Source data

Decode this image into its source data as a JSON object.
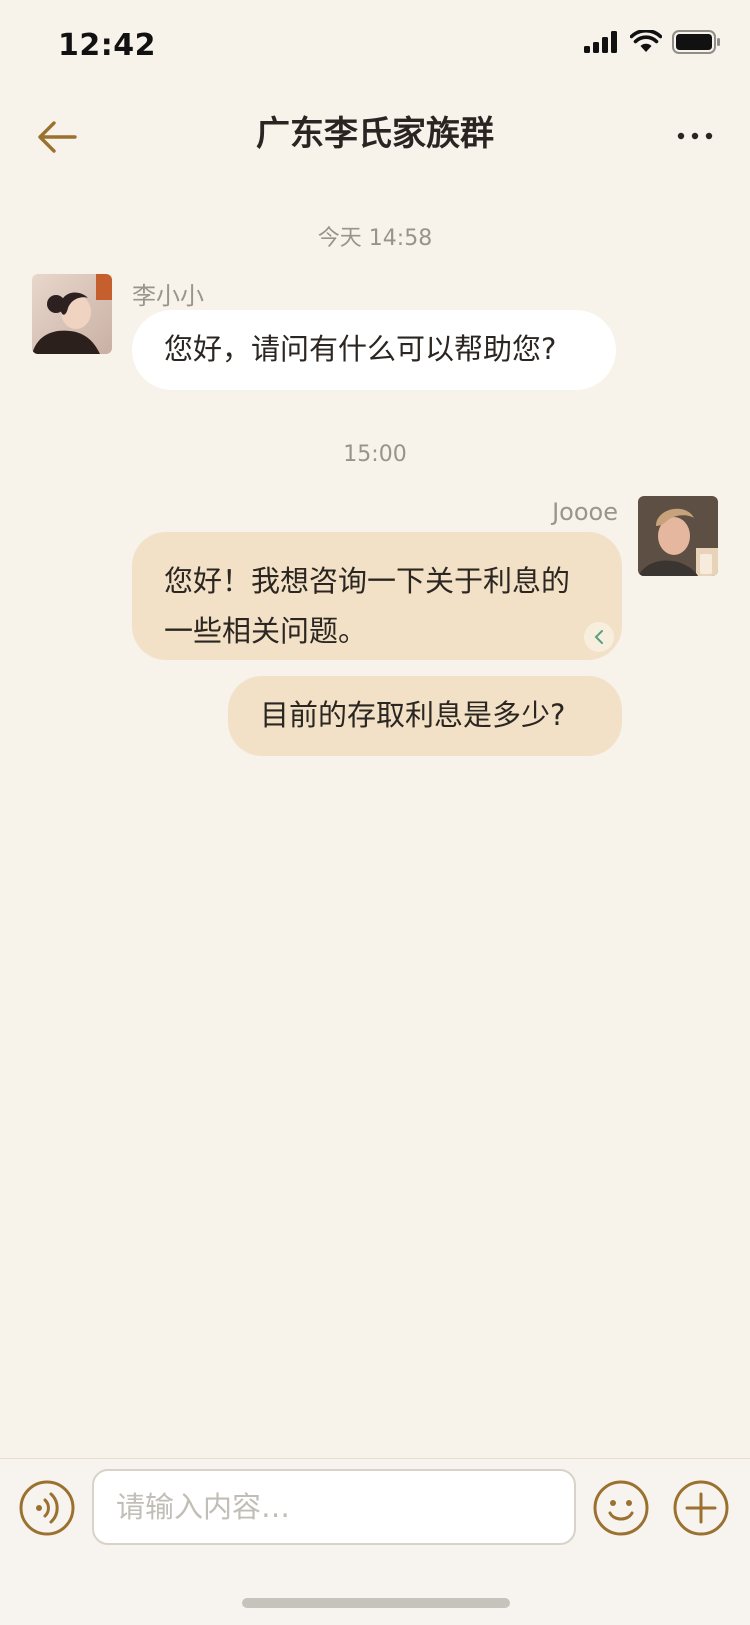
{
  "status": {
    "time": "12:42"
  },
  "header": {
    "title": "广东李氏家族群"
  },
  "messages": [
    {
      "type": "time",
      "text": "今天 14:58"
    },
    {
      "type": "incoming",
      "sender": "李小小",
      "text": "您好，请问有什么可以帮助您?"
    },
    {
      "type": "time",
      "text": "15:00"
    },
    {
      "type": "outgoing",
      "sender": "Joooe",
      "line1": "您好！我想咨询一下关于利息的",
      "line2": "一些相关问题。"
    },
    {
      "type": "outgoing",
      "text": "目前的存取利息是多少?"
    }
  ],
  "composer": {
    "placeholder": "请输入内容…"
  },
  "colors": {
    "accent": "#9B7130",
    "background": "#F7F2EA",
    "outgoing_bubble": "#F2E1C6",
    "incoming_bubble": "#FFFFFF"
  }
}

● **Short exercise**: Restate the data above word for word. Do not include the images.

● **Solution to this task**:
Decode this image into its source data as a JSON object.
{
  "status": {
    "time": "12:42"
  },
  "header": {
    "title": "广东李氏家族群"
  },
  "messages": [
    {
      "type": "time",
      "text": "今天 14:58"
    },
    {
      "type": "incoming",
      "sender": "李小小",
      "text": "您好，请问有什么可以帮助您?"
    },
    {
      "type": "time",
      "text": "15:00"
    },
    {
      "type": "outgoing",
      "sender": "Joooe",
      "line1": "您好！我想咨询一下关于利息的",
      "line2": "一些相关问题。"
    },
    {
      "type": "outgoing",
      "text": "目前的存取利息是多少?"
    }
  ],
  "composer": {
    "placeholder": "请输入内容…"
  },
  "colors": {
    "accent": "#9B7130",
    "background": "#F7F2EA",
    "outgoing_bubble": "#F2E1C6",
    "incoming_bubble": "#FFFFFF"
  }
}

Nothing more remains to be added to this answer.